Filter the records below for the word "Kalmar". Copy each line that holds it.

===== Available data

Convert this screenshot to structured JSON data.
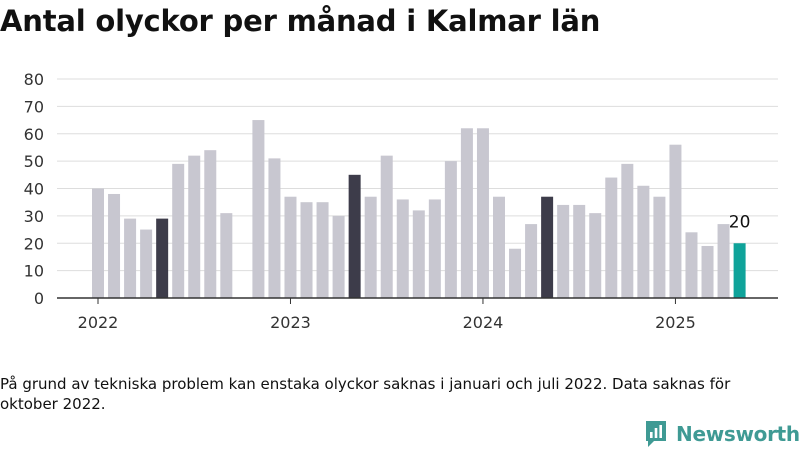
{
  "header": {
    "title": "Antal olyckor per månad i Kalmar län"
  },
  "footer": {
    "note": "På grund av tekniska problem kan enstaka olyckor saknas i januari och juli 2022. Data saknas för oktober 2022.",
    "brand": "Newsworthy",
    "brand_color": "#3f9a94"
  },
  "chart_data": {
    "type": "bar",
    "title": "Antal olyckor per månad i Kalmar län",
    "xlabel": "",
    "ylabel": "",
    "ylim": [
      0,
      80
    ],
    "yticks": [
      0,
      10,
      20,
      30,
      40,
      50,
      60,
      70,
      80
    ],
    "xtick_labels": [
      {
        "label": "2022",
        "at": "2022-01"
      },
      {
        "label": "2023",
        "at": "2023-01"
      },
      {
        "label": "2024",
        "at": "2024-01"
      },
      {
        "label": "2025",
        "at": "2025-01"
      }
    ],
    "grid": true,
    "colors": {
      "default": "#c8c7d0",
      "highlight": "#3d3c4a",
      "latest": "#0fa39a",
      "grid": "#dddddd",
      "axis": "#333333"
    },
    "latest_label": "20",
    "months": [
      "2022-01",
      "2022-02",
      "2022-03",
      "2022-04",
      "2022-05",
      "2022-06",
      "2022-07",
      "2022-08",
      "2022-09",
      "2022-10",
      "2022-11",
      "2022-12",
      "2023-01",
      "2023-02",
      "2023-03",
      "2023-04",
      "2023-05",
      "2023-06",
      "2023-07",
      "2023-08",
      "2023-09",
      "2023-10",
      "2023-11",
      "2023-12",
      "2024-01",
      "2024-02",
      "2024-03",
      "2024-04",
      "2024-05",
      "2024-06",
      "2024-07",
      "2024-08",
      "2024-09",
      "2024-10",
      "2024-11",
      "2024-12",
      "2025-01",
      "2025-02",
      "2025-03",
      "2025-04",
      "2025-05"
    ],
    "values": [
      40,
      38,
      29,
      25,
      29,
      49,
      52,
      54,
      31,
      null,
      65,
      51,
      37,
      35,
      35,
      30,
      45,
      37,
      52,
      36,
      32,
      36,
      50,
      62,
      62,
      37,
      18,
      27,
      37,
      34,
      34,
      31,
      44,
      49,
      41,
      37,
      56,
      24,
      19,
      27,
      20
    ],
    "highlight_months": [
      "2022-05",
      "2023-05",
      "2024-05"
    ],
    "latest_month": "2025-05"
  }
}
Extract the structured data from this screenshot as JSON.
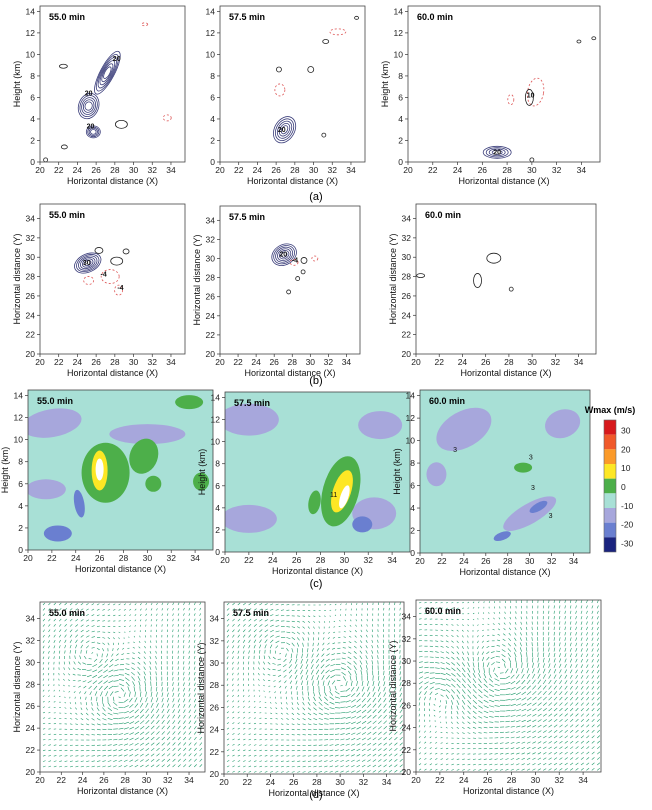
{
  "figure": {
    "row_a_label": "(a)",
    "row_b_label": "(b)",
    "row_c_label": "(c)",
    "row_d_label": "(d)",
    "colorbar_title": "Wmax (m/s)",
    "colorbar_ticks": [
      "30",
      "20",
      "10",
      "0",
      "-10",
      "-20",
      "-30"
    ],
    "colorbar_colors": [
      "#d7191c",
      "#f0592a",
      "#fb9a29",
      "#fde725",
      "#4daf4a",
      "#a8e0d6",
      "#a7a7dc",
      "#6a7fd0",
      "#1a237e"
    ]
  },
  "chart_data": [
    {
      "type": "contour",
      "row": "a",
      "time_label": "55.0 min",
      "xlabel": "Horizontal distance (X)",
      "ylabel": "Height (km)",
      "x_ticks": [
        "20",
        "22",
        "24",
        "26",
        "28",
        "30",
        "32",
        "34"
      ],
      "y_ticks": [
        "0",
        "2",
        "4",
        "6",
        "8",
        "10",
        "12",
        "14"
      ],
      "xlim": [
        20,
        35.5
      ],
      "ylim": [
        0,
        14.5
      ],
      "contour_labels": [
        "20",
        "20",
        "20"
      ]
    },
    {
      "type": "contour",
      "row": "a",
      "time_label": "57.5 min",
      "xlabel": "Horizontal distance (X)",
      "ylabel": "",
      "x_ticks": [
        "20",
        "22",
        "24",
        "26",
        "28",
        "30",
        "32",
        "34"
      ],
      "y_ticks": [
        "0",
        "2",
        "4",
        "6",
        "8",
        "10",
        "12",
        "14"
      ],
      "xlim": [
        20,
        35.5
      ],
      "ylim": [
        0,
        14.5
      ],
      "contour_labels": [
        "20"
      ]
    },
    {
      "type": "contour",
      "row": "a",
      "time_label": "60.0 min",
      "xlabel": "Horizontal distance (X)",
      "ylabel": "Height (km)",
      "x_ticks": [
        "20",
        "22",
        "24",
        "26",
        "28",
        "30",
        "32",
        "34"
      ],
      "y_ticks": [
        "0",
        "2",
        "4",
        "6",
        "8",
        "10",
        "12",
        "14"
      ],
      "xlim": [
        20,
        35.5
      ],
      "ylim": [
        0,
        14.5
      ],
      "contour_labels": [
        "10",
        "20"
      ]
    },
    {
      "type": "contour",
      "row": "b",
      "time_label": "55.0 min",
      "xlabel": "Horizontal distance (X)",
      "ylabel": "Horizontal distance (Y)",
      "x_ticks": [
        "20",
        "22",
        "24",
        "26",
        "28",
        "30",
        "32",
        "34"
      ],
      "y_ticks": [
        "20",
        "22",
        "24",
        "26",
        "28",
        "30",
        "32",
        "34"
      ],
      "xlim": [
        20,
        35.5
      ],
      "ylim": [
        20,
        35.5
      ],
      "contour_labels": [
        "30",
        "-4",
        "-4"
      ]
    },
    {
      "type": "contour",
      "row": "b",
      "time_label": "57.5 min",
      "xlabel": "Horizontal distance (X)",
      "ylabel": "Horizontal distance (Y)",
      "x_ticks": [
        "20",
        "22",
        "24",
        "26",
        "28",
        "30",
        "32",
        "34"
      ],
      "y_ticks": [
        "20",
        "22",
        "24",
        "26",
        "28",
        "30",
        "32",
        "34"
      ],
      "xlim": [
        20,
        35.5
      ],
      "ylim": [
        20,
        35.5
      ],
      "contour_labels": [
        "20",
        "-4"
      ]
    },
    {
      "type": "contour",
      "row": "b",
      "time_label": "60.0 min",
      "xlabel": "Horizontal distance (X)",
      "ylabel": "Horizontal distance (Y)",
      "x_ticks": [
        "20",
        "22",
        "24",
        "26",
        "28",
        "30",
        "32",
        "34"
      ],
      "y_ticks": [
        "20",
        "22",
        "24",
        "26",
        "28",
        "30",
        "32",
        "34"
      ],
      "xlim": [
        20,
        35.5
      ],
      "ylim": [
        20,
        35.5
      ],
      "contour_labels": []
    },
    {
      "type": "heatmap",
      "row": "c",
      "time_label": "55.0 min",
      "xlabel": "Horizontal distance (X)",
      "ylabel": "Height (km)",
      "x_ticks": [
        "20",
        "22",
        "24",
        "26",
        "28",
        "30",
        "32",
        "34"
      ],
      "y_ticks": [
        "0",
        "2",
        "4",
        "6",
        "8",
        "10",
        "12",
        "14"
      ],
      "xlim": [
        20,
        35.5
      ],
      "ylim": [
        0,
        14.5
      ],
      "contour_labels": []
    },
    {
      "type": "heatmap",
      "row": "c",
      "time_label": "57.5 min",
      "xlabel": "Horizontal distance (X)",
      "ylabel": "Height (km)",
      "x_ticks": [
        "20",
        "22",
        "24",
        "26",
        "28",
        "30",
        "32",
        "34"
      ],
      "y_ticks": [
        "0",
        "2",
        "4",
        "6",
        "8",
        "10",
        "12",
        "14"
      ],
      "xlim": [
        20,
        35.5
      ],
      "ylim": [
        0,
        14.5
      ],
      "contour_labels": [
        "11"
      ]
    },
    {
      "type": "heatmap",
      "row": "c",
      "time_label": "60.0 min",
      "xlabel": "Horizontal distance (X)",
      "ylabel": "Height (km)",
      "x_ticks": [
        "20",
        "22",
        "24",
        "26",
        "28",
        "30",
        "32",
        "34"
      ],
      "y_ticks": [
        "0",
        "2",
        "4",
        "6",
        "8",
        "10",
        "12",
        "14"
      ],
      "xlim": [
        20,
        35.5
      ],
      "ylim": [
        0,
        14.5
      ],
      "contour_labels": [
        "3",
        "3",
        "3",
        "3"
      ]
    },
    {
      "type": "vector",
      "row": "d",
      "time_label": "55.0 min",
      "xlabel": "Horizontal distance (X)",
      "ylabel": "Horizontal distance (Y)",
      "x_ticks": [
        "20",
        "22",
        "24",
        "26",
        "28",
        "30",
        "32",
        "34"
      ],
      "y_ticks": [
        "20",
        "22",
        "24",
        "26",
        "28",
        "30",
        "32",
        "34"
      ],
      "xlim": [
        20,
        35.5
      ],
      "ylim": [
        20,
        35.5
      ]
    },
    {
      "type": "vector",
      "row": "d",
      "time_label": "57.5 min",
      "xlabel": "Horizontal distance (X)",
      "ylabel": "Horizontal distance (Y)",
      "x_ticks": [
        "20",
        "22",
        "24",
        "26",
        "28",
        "30",
        "32",
        "34"
      ],
      "y_ticks": [
        "20",
        "22",
        "24",
        "26",
        "28",
        "30",
        "32",
        "34"
      ],
      "xlim": [
        20,
        35.5
      ],
      "ylim": [
        20,
        35.5
      ]
    },
    {
      "type": "vector",
      "row": "d",
      "time_label": "60.0 min",
      "xlabel": "Horizontal distance (X)",
      "ylabel": "Horizontal distance (Y)",
      "x_ticks": [
        "20",
        "22",
        "24",
        "26",
        "28",
        "30",
        "32",
        "34"
      ],
      "y_ticks": [
        "20",
        "22",
        "24",
        "26",
        "28",
        "30",
        "32",
        "34"
      ],
      "xlim": [
        20,
        35.5
      ],
      "ylim": [
        20,
        35.5
      ]
    }
  ]
}
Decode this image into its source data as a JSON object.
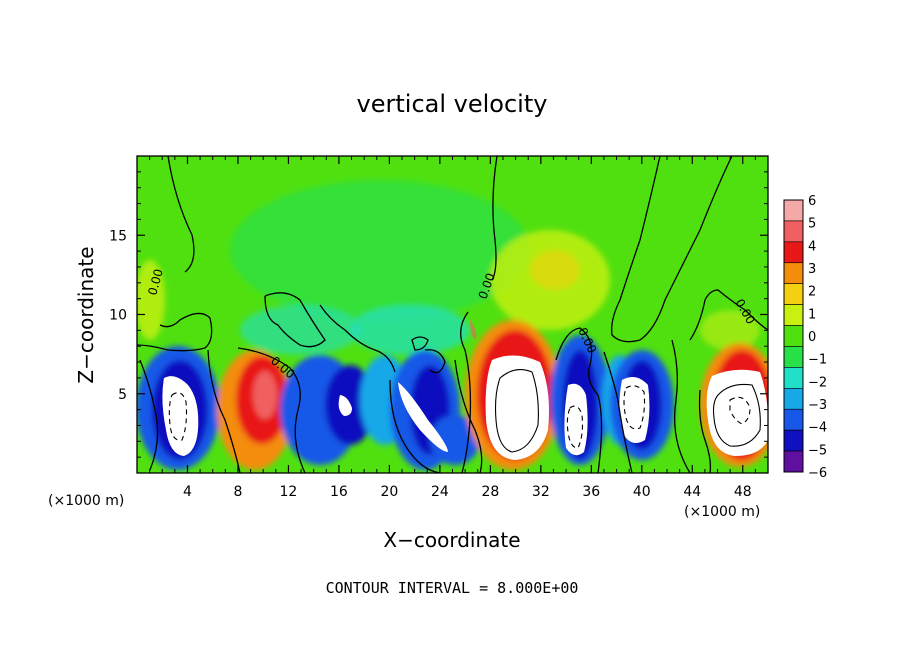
{
  "chart_data": {
    "type": "heatmap",
    "title": "vertical velocity",
    "xlabel": "X−coordinate",
    "ylabel": "Z−coordinate",
    "x_units": "(×1000 m)",
    "x_units_right": "(×1000 m)",
    "xlim": [
      0,
      50
    ],
    "ylim": [
      0,
      20
    ],
    "x_ticks": [
      4,
      8,
      12,
      16,
      20,
      24,
      28,
      32,
      36,
      40,
      44,
      48
    ],
    "x_tick_labels": [
      "4",
      "8",
      "12",
      "16",
      "20",
      "24",
      "28",
      "32",
      "36",
      "40",
      "44",
      "48"
    ],
    "y_ticks": [
      5,
      10,
      15
    ],
    "y_tick_labels": [
      "5",
      "10",
      "15"
    ],
    "footer": "CONTOUR INTERVAL = 8.000E+00",
    "contour_label": "0.00",
    "colorbar": {
      "levels": [
        6,
        5,
        4,
        3,
        2,
        1,
        0,
        -1,
        -2,
        -3,
        -4,
        -5,
        -6
      ],
      "labels": [
        "6",
        "5",
        "4",
        "3",
        "2",
        "1",
        "0",
        "−1",
        "−2",
        "−3",
        "−4",
        "−5",
        "−6"
      ],
      "colors": [
        "#f4a8a8",
        "#f06060",
        "#e81818",
        "#f48c0c",
        "#f4d010",
        "#c8f010",
        "#50e010",
        "#28e048",
        "#20e0c8",
        "#18a8e8",
        "#1858e8",
        "#1010c0",
        "#6010a0"
      ]
    },
    "cells": [
      {
        "x": 5,
        "z": 4,
        "w": -6
      },
      {
        "x": 10,
        "z": 5,
        "w": 4
      },
      {
        "x": 13,
        "z": 3,
        "w": -4
      },
      {
        "x": 16,
        "z": 4,
        "w": -5
      },
      {
        "x": 18,
        "z": 5,
        "w": -3
      },
      {
        "x": 22,
        "z": 3,
        "w": -6
      },
      {
        "x": 25,
        "z": 2,
        "w": -3
      },
      {
        "x": 30,
        "z": 5,
        "w": 6
      },
      {
        "x": 34,
        "z": 4,
        "w": -6
      },
      {
        "x": 39,
        "z": 4,
        "w": -6
      },
      {
        "x": 48,
        "z": 4,
        "w": 6
      },
      {
        "x": 32,
        "z": 12,
        "w": 2
      },
      {
        "x": 1,
        "z": 9,
        "w": 2
      },
      {
        "x": 20,
        "z": 10,
        "w": -2
      }
    ]
  }
}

==========

→ **Exercise answer**
    "title": "Antal olyckor per månad i Kalmar län"
    "title": "Antal olyckor per månad i Kalmar län",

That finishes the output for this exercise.